## What is asked
Copy every line of the listing exactly.

┌────────

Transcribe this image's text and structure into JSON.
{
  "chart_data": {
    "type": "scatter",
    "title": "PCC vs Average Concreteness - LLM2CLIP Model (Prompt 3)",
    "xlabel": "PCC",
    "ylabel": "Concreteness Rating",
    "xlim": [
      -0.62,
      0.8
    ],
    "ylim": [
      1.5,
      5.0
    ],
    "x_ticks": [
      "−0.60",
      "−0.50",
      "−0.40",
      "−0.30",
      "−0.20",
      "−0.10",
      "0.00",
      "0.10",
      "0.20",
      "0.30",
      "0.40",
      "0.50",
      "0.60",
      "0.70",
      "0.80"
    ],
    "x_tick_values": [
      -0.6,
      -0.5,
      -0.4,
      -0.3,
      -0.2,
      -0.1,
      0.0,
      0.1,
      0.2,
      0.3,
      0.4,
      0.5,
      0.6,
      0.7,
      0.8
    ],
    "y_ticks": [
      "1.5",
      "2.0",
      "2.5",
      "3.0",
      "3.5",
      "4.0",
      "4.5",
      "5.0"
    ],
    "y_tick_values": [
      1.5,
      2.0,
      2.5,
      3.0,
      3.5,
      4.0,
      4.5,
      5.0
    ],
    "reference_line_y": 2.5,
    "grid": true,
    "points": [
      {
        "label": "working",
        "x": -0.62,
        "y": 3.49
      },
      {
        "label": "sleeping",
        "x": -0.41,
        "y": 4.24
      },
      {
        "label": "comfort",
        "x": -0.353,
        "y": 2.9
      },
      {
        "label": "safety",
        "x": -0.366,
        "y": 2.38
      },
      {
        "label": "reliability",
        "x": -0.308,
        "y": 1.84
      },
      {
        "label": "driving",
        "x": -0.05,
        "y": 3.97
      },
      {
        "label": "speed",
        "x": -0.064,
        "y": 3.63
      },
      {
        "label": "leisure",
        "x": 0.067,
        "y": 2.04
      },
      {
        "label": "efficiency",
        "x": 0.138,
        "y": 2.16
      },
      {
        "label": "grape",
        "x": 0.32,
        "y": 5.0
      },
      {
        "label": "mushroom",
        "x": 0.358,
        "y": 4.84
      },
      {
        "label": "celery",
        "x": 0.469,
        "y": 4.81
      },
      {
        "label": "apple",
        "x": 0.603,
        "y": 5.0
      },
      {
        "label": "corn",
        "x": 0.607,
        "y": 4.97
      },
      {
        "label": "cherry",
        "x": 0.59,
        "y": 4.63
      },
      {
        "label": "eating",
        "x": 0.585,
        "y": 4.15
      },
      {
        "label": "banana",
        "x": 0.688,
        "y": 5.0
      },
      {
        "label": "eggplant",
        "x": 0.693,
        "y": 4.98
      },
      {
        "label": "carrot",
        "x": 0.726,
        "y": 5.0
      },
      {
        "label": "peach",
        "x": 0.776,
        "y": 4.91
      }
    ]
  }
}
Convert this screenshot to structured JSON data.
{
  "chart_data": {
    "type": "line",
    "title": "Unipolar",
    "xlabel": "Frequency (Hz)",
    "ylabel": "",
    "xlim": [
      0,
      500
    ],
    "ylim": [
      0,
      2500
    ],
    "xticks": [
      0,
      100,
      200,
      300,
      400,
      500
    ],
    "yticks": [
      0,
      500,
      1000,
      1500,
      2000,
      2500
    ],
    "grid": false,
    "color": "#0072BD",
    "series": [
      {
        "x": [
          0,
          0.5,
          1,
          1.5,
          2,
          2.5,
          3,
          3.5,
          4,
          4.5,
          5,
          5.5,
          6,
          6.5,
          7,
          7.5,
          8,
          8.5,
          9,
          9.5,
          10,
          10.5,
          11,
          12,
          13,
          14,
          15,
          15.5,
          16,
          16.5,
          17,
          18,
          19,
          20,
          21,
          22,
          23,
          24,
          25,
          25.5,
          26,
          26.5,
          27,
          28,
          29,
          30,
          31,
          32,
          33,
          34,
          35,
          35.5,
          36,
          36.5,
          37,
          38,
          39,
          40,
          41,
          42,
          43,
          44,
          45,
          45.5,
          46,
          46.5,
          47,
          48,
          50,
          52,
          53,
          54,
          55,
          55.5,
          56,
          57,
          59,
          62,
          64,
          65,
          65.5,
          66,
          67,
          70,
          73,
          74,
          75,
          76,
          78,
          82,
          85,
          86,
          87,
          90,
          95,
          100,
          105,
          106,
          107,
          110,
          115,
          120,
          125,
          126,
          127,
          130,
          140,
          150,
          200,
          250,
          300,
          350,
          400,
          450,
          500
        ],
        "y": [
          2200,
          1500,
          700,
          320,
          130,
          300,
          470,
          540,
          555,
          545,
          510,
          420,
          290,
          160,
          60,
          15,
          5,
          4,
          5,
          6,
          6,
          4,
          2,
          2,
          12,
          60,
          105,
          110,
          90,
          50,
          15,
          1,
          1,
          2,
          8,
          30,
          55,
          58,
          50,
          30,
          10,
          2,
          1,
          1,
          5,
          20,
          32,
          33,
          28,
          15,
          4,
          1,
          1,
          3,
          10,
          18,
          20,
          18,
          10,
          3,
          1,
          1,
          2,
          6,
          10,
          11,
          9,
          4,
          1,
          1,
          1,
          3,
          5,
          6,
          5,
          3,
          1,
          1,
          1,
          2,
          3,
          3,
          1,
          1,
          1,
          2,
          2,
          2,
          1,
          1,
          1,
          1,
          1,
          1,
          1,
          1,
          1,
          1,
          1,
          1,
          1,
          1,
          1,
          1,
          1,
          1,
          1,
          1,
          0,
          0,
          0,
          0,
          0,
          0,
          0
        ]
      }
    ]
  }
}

└────────

## Complete answer
Transcribe this image's text and structure into JSON.
{
  "chart_data": {
    "type": "scatter",
    "title": "PCC vs Average Concreteness - LLM2CLIP Model (Prompt 3)",
    "xlabel": "PCC",
    "ylabel": "Concreteness Rating",
    "xlim": [
      -0.62,
      0.8
    ],
    "ylim": [
      1.5,
      5.0
    ],
    "x_ticks": [
      "−0.60",
      "−0.50",
      "−0.40",
      "−0.30",
      "−0.20",
      "−0.10",
      "0.00",
      "0.10",
      "0.20",
      "0.30",
      "0.40",
      "0.50",
      "0.60",
      "0.70",
      "0.80"
    ],
    "x_tick_values": [
      -0.6,
      -0.5,
      -0.4,
      -0.3,
      -0.2,
      -0.1,
      0.0,
      0.1,
      0.2,
      0.3,
      0.4,
      0.5,
      0.6,
      0.7,
      0.8
    ],
    "y_ticks": [
      "1.5",
      "2.0",
      "2.5",
      "3.0",
      "3.5",
      "4.0",
      "4.5",
      "5.0"
    ],
    "y_tick_values": [
      1.5,
      2.0,
      2.5,
      3.0,
      3.5,
      4.0,
      4.5,
      5.0
    ],
    "reference_line_y": 2.5,
    "grid": true,
    "points": [
      {
        "label": "working",
        "x": -0.62,
        "y": 3.49
      },
      {
        "label": "sleeping",
        "x": -0.41,
        "y": 4.24
      },
      {
        "label": "comfort",
        "x": -0.353,
        "y": 2.9
      },
      {
        "label": "safety",
        "x": -0.366,
        "y": 2.38
      },
      {
        "label": "reliability",
        "x": -0.308,
        "y": 1.84
      },
      {
        "label": "driving",
        "x": -0.05,
        "y": 3.97
      },
      {
        "label": "speed",
        "x": -0.064,
        "y": 3.63
      },
      {
        "label": "leisure",
        "x": 0.067,
        "y": 2.04
      },
      {
        "label": "efficiency",
        "x": 0.138,
        "y": 2.16
      },
      {
        "label": "grape",
        "x": 0.32,
        "y": 5.0
      },
      {
        "label": "mushroom",
        "x": 0.358,
        "y": 4.84
      },
      {
        "label": "celery",
        "x": 0.469,
        "y": 4.81
      },
      {
        "label": "apple",
        "x": 0.603,
        "y": 5.0
      },
      {
        "label": "corn",
        "x": 0.607,
        "y": 4.97
      },
      {
        "label": "cherry",
        "x": 0.59,
        "y": 4.63
      },
      {
        "label": "eating",
        "x": 0.585,
        "y": 4.15
      },
      {
        "label": "banana",
        "x": 0.688,
        "y": 5.0
      },
      {
        "label": "eggplant",
        "x": 0.693,
        "y": 4.98
      },
      {
        "label": "carrot",
        "x": 0.726,
        "y": 5.0
      },
      {
        "label": "peach",
        "x": 0.776,
        "y": 4.91
      }
    ]
  }
}
Convert this screenshot to structured JSON data.
{
  "chart_data": {
    "type": "line",
    "title": "Unipolar",
    "xlabel": "Frequency (Hz)",
    "ylabel": "",
    "xlim": [
      0,
      500
    ],
    "ylim": [
      0,
      2500
    ],
    "xticks": [
      0,
      100,
      200,
      300,
      400,
      500
    ],
    "yticks": [
      0,
      500,
      1000,
      1500,
      2000,
      2500
    ],
    "grid": false,
    "color": "#0072BD",
    "series": [
      {
        "x": [
          0,
          0.5,
          1,
          1.5,
          2,
          2.5,
          3,
          3.5,
          4,
          4.5,
          5,
          5.5,
          6,
          6.5,
          7,
          7.5,
          8,
          8.5,
          9,
          9.5,
          10,
          10.5,
          11,
          12,
          13,
          14,
          15,
          15.5,
          16,
          16.5,
          17,
          18,
          19,
          20,
          21,
          22,
          23,
          24,
          25,
          25.5,
          26,
          26.5,
          27,
          28,
          29,
          30,
          31,
          32,
          33,
          34,
          35,
          35.5,
          36,
          36.5,
          37,
          38,
          39,
          40,
          41,
          42,
          43,
          44,
          45,
          45.5,
          46,
          46.5,
          47,
          48,
          50,
          52,
          53,
          54,
          55,
          55.5,
          56,
          57,
          59,
          62,
          64,
          65,
          65.5,
          66,
          67,
          70,
          73,
          74,
          75,
          76,
          78,
          82,
          85,
          86,
          87,
          90,
          95,
          100,
          105,
          106,
          107,
          110,
          115,
          120,
          125,
          126,
          127,
          130,
          140,
          150,
          200,
          250,
          300,
          350,
          400,
          450,
          500
        ],
        "y": [
          2200,
          1500,
          700,
          320,
          130,
          300,
          470,
          540,
          555,
          545,
          510,
          420,
          290,
          160,
          60,
          15,
          5,
          4,
          5,
          6,
          6,
          4,
          2,
          2,
          12,
          60,
          105,
          110,
          90,
          50,
          15,
          1,
          1,
          2,
          8,
          30,
          55,
          58,
          50,
          30,
          10,
          2,
          1,
          1,
          5,
          20,
          32,
          33,
          28,
          15,
          4,
          1,
          1,
          3,
          10,
          18,
          20,
          18,
          10,
          3,
          1,
          1,
          2,
          6,
          10,
          11,
          9,
          4,
          1,
          1,
          1,
          3,
          5,
          6,
          5,
          3,
          1,
          1,
          1,
          2,
          3,
          3,
          1,
          1,
          1,
          2,
          2,
          2,
          1,
          1,
          1,
          1,
          1,
          1,
          1,
          1,
          1,
          1,
          1,
          1,
          1,
          1,
          1,
          1,
          1,
          1,
          1,
          1,
          0,
          0,
          0,
          0,
          0,
          0,
          0
        ]
      }
    ]
  }
}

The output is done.